◆ Directions: Which lines have the string "JSON"? Copy all of them from the entries below.

#### Task input ####

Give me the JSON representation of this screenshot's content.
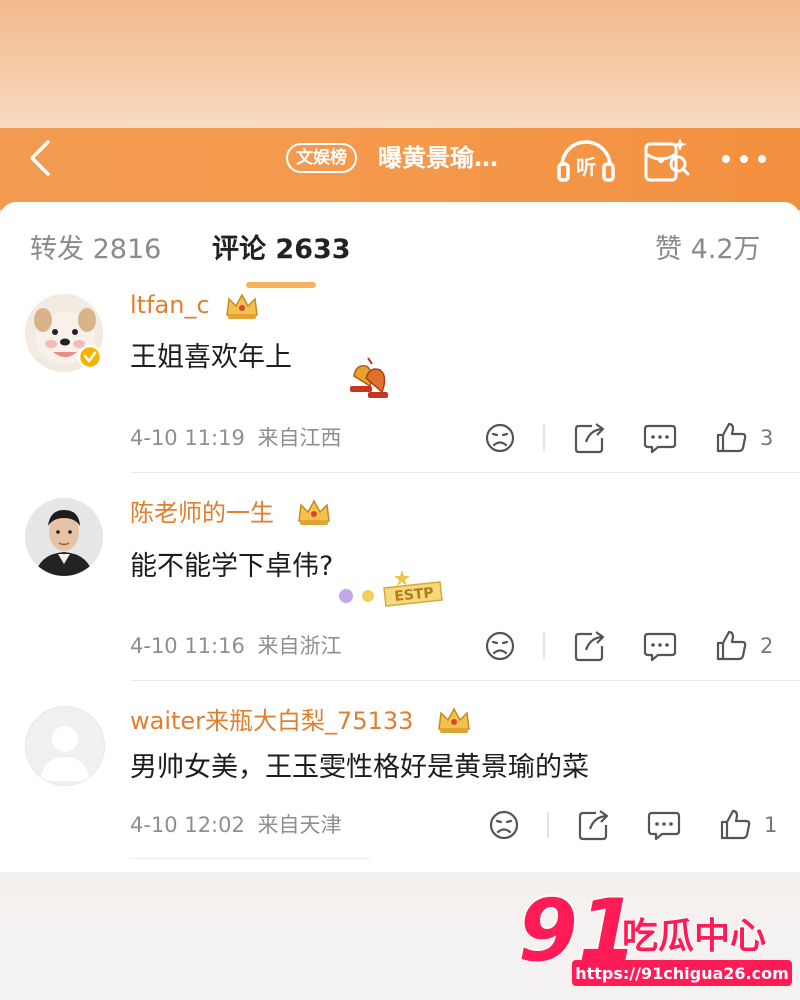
{
  "header": {
    "topic_tag": "文娱榜",
    "title": "曝黄景瑜…",
    "listen_label": "听"
  },
  "tabs": {
    "repost": {
      "label": "转发",
      "count": "2816"
    },
    "comment": {
      "label": "评论",
      "count": "2633"
    },
    "likes": {
      "label": "赞",
      "count": "4.2万"
    }
  },
  "comments": [
    {
      "user": "ltfan_c",
      "text": "王姐喜欢年上",
      "time": "4-10 11:19",
      "location": "来自江西",
      "likes": "3"
    },
    {
      "user": "陈老师的一生",
      "text": "能不能学下卓伟?",
      "time": "4-10 11:16",
      "location": "来自浙江",
      "likes": "2",
      "sticker_text": "ESTP"
    },
    {
      "user": "waiter来瓶大白梨_75133",
      "text": "男帅女美，王玉雯性格好是黄景瑜的菜",
      "time": "4-10 12:02",
      "location": "来自天津",
      "likes": "1"
    }
  ],
  "watermark": {
    "brand": "91吃瓜中心",
    "url": "https://91chigua26.com"
  },
  "colors": {
    "accent": "#f39a52",
    "username": "#e07f2e",
    "watermark": "#ff1c56"
  },
  "icons": [
    "back-arrow-icon",
    "listen-icon",
    "red-packet-icon",
    "more-icon",
    "crown-icon",
    "dislike-icon",
    "share-icon",
    "comment-icon",
    "like-icon"
  ]
}
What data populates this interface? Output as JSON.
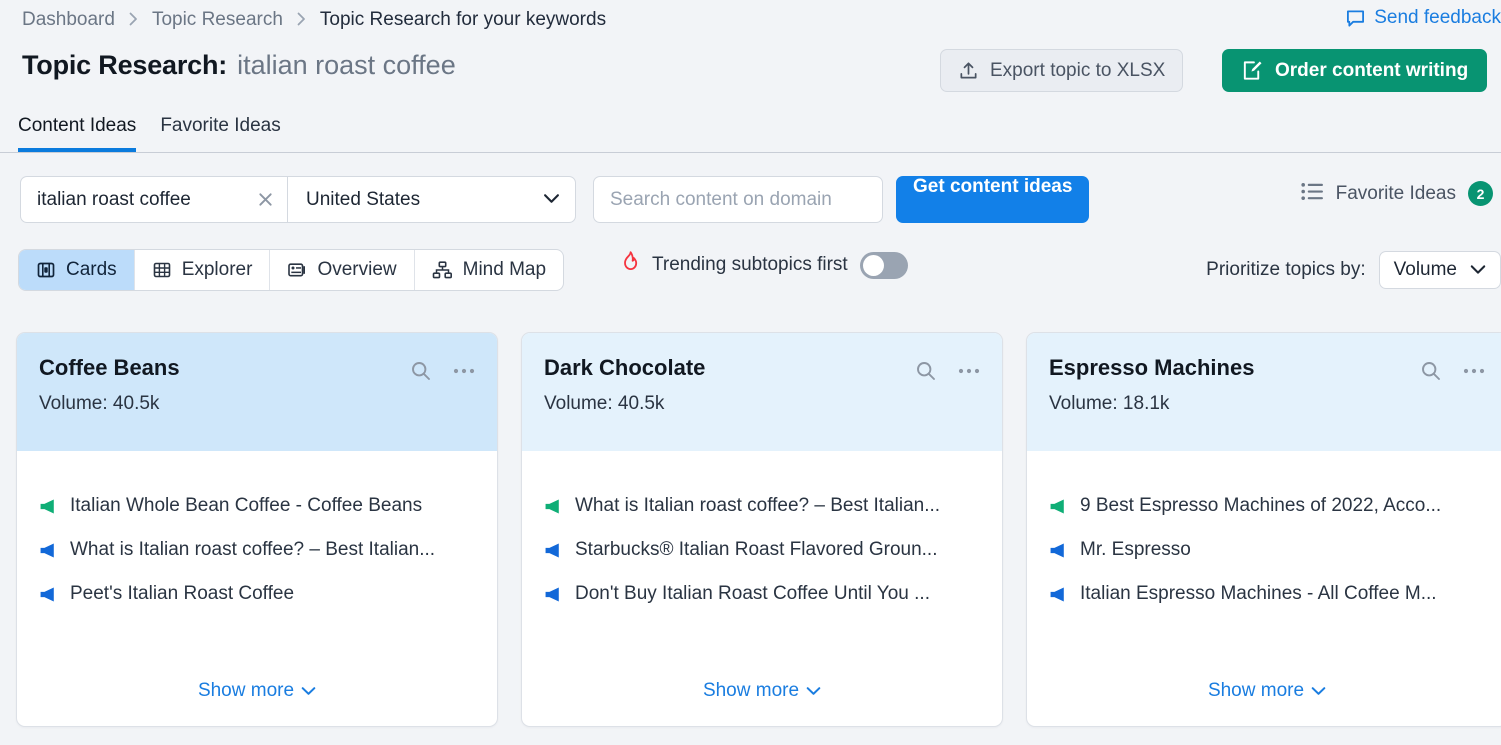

####

◆ The output:
Give me the JSON representation of this screenshot's content.
What data populates this interface? Output as JSON.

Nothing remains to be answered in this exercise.